DIRECTION:
Identify each line below containing the string "color" and copy it.

## START EXCERPTED DATA

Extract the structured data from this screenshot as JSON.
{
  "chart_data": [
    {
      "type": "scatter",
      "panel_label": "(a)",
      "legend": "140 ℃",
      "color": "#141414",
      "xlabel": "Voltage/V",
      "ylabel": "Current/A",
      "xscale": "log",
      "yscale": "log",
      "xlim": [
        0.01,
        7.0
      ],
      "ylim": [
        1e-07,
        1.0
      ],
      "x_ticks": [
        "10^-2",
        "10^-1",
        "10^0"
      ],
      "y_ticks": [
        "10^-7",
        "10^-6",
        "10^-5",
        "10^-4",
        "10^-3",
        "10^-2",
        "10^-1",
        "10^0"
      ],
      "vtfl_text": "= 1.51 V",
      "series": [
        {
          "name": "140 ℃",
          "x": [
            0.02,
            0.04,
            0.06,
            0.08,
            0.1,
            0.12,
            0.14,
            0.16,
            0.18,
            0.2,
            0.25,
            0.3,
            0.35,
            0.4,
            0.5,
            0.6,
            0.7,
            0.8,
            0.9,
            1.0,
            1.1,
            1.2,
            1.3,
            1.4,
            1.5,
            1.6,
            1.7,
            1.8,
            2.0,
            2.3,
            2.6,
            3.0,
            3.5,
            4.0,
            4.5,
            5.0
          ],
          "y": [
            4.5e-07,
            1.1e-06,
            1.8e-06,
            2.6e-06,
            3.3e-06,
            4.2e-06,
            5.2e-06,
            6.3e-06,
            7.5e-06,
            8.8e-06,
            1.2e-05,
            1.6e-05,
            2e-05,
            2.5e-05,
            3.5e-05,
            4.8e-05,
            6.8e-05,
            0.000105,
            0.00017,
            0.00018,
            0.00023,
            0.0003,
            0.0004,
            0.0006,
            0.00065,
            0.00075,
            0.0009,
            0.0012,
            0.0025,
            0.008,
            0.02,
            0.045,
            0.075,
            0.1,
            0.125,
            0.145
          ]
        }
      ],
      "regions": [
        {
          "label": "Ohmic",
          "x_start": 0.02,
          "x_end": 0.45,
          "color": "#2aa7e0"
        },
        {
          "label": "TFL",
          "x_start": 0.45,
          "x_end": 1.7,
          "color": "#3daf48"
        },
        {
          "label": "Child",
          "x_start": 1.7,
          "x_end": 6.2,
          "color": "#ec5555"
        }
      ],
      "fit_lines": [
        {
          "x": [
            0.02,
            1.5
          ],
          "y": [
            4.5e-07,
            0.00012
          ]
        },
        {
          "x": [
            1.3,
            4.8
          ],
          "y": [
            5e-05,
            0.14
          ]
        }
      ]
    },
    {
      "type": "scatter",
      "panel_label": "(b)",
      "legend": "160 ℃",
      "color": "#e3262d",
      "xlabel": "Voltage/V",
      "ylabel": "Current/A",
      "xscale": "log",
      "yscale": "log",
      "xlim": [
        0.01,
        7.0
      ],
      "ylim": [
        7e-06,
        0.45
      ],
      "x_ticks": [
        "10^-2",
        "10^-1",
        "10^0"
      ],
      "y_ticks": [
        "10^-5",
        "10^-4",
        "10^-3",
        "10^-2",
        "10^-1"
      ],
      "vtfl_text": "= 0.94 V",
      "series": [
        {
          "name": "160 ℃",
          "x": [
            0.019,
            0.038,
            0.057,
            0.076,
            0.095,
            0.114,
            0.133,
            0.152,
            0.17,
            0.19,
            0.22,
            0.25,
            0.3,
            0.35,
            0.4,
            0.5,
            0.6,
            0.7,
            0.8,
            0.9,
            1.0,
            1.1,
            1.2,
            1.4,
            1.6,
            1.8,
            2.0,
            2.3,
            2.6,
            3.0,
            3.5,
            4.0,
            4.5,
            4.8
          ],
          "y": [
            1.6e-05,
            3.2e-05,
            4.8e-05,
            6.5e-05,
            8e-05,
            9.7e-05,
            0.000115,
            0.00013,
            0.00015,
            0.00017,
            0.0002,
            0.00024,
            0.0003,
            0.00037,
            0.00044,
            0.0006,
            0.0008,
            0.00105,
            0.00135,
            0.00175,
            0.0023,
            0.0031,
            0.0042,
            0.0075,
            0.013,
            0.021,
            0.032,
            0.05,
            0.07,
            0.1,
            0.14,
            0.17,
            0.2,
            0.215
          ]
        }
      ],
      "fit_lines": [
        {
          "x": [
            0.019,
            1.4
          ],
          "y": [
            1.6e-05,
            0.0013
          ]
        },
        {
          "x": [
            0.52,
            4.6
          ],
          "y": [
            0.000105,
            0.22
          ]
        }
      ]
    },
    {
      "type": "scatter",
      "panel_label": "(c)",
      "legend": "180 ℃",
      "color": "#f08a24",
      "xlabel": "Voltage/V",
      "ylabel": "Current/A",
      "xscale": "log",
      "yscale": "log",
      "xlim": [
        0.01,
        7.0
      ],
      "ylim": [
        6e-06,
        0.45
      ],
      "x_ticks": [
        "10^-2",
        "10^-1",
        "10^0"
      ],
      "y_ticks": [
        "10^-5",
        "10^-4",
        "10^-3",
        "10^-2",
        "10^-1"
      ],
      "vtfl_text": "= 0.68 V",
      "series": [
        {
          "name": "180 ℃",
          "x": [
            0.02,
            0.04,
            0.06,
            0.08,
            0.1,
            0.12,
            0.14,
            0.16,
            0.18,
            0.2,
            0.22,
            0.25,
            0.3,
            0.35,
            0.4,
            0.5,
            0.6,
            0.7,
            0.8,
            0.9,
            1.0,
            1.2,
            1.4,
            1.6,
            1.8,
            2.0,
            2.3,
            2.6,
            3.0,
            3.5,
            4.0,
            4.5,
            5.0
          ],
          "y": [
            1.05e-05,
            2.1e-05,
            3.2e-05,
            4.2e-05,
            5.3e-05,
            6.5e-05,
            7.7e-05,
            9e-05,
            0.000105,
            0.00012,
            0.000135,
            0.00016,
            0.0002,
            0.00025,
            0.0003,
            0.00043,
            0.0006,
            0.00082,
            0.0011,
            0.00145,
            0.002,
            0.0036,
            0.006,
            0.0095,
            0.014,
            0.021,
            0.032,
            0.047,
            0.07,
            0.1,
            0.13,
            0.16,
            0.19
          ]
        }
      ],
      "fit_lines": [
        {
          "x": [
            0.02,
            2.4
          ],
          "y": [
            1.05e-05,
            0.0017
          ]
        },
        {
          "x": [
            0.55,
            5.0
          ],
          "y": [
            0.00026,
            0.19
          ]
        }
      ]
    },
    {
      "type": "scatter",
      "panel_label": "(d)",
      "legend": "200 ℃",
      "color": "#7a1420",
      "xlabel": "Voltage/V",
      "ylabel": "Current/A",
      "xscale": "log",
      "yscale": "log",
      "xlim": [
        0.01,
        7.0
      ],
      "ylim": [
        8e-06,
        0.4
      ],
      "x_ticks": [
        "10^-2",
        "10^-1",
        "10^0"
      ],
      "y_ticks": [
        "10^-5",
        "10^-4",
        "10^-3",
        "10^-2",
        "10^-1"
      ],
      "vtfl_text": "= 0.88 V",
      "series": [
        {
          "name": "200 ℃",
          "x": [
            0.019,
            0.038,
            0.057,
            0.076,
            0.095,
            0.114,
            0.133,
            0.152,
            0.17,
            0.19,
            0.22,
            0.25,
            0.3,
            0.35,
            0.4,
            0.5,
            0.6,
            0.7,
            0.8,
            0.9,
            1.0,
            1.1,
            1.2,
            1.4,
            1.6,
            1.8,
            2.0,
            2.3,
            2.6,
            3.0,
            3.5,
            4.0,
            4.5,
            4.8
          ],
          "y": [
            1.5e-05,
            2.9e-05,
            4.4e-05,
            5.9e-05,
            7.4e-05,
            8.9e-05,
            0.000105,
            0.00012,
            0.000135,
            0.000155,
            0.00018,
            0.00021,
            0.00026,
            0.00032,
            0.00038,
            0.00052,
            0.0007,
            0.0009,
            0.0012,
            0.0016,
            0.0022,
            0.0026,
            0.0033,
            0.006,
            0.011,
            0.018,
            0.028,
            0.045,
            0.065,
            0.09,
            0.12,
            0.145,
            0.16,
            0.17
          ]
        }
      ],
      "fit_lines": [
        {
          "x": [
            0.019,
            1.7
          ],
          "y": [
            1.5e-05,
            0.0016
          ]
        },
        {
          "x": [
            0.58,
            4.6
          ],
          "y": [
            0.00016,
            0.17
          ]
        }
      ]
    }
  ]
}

## END EXCERPTED DATA

EXERCISE OUTPUT:
      "color": "#141414",
          "color": "#2aa7e0"
          "color": "#3daf48"
          "color": "#ec5555"
      "color": "#e3262d",
      "color": "#f08a24",
      "color": "#7a1420",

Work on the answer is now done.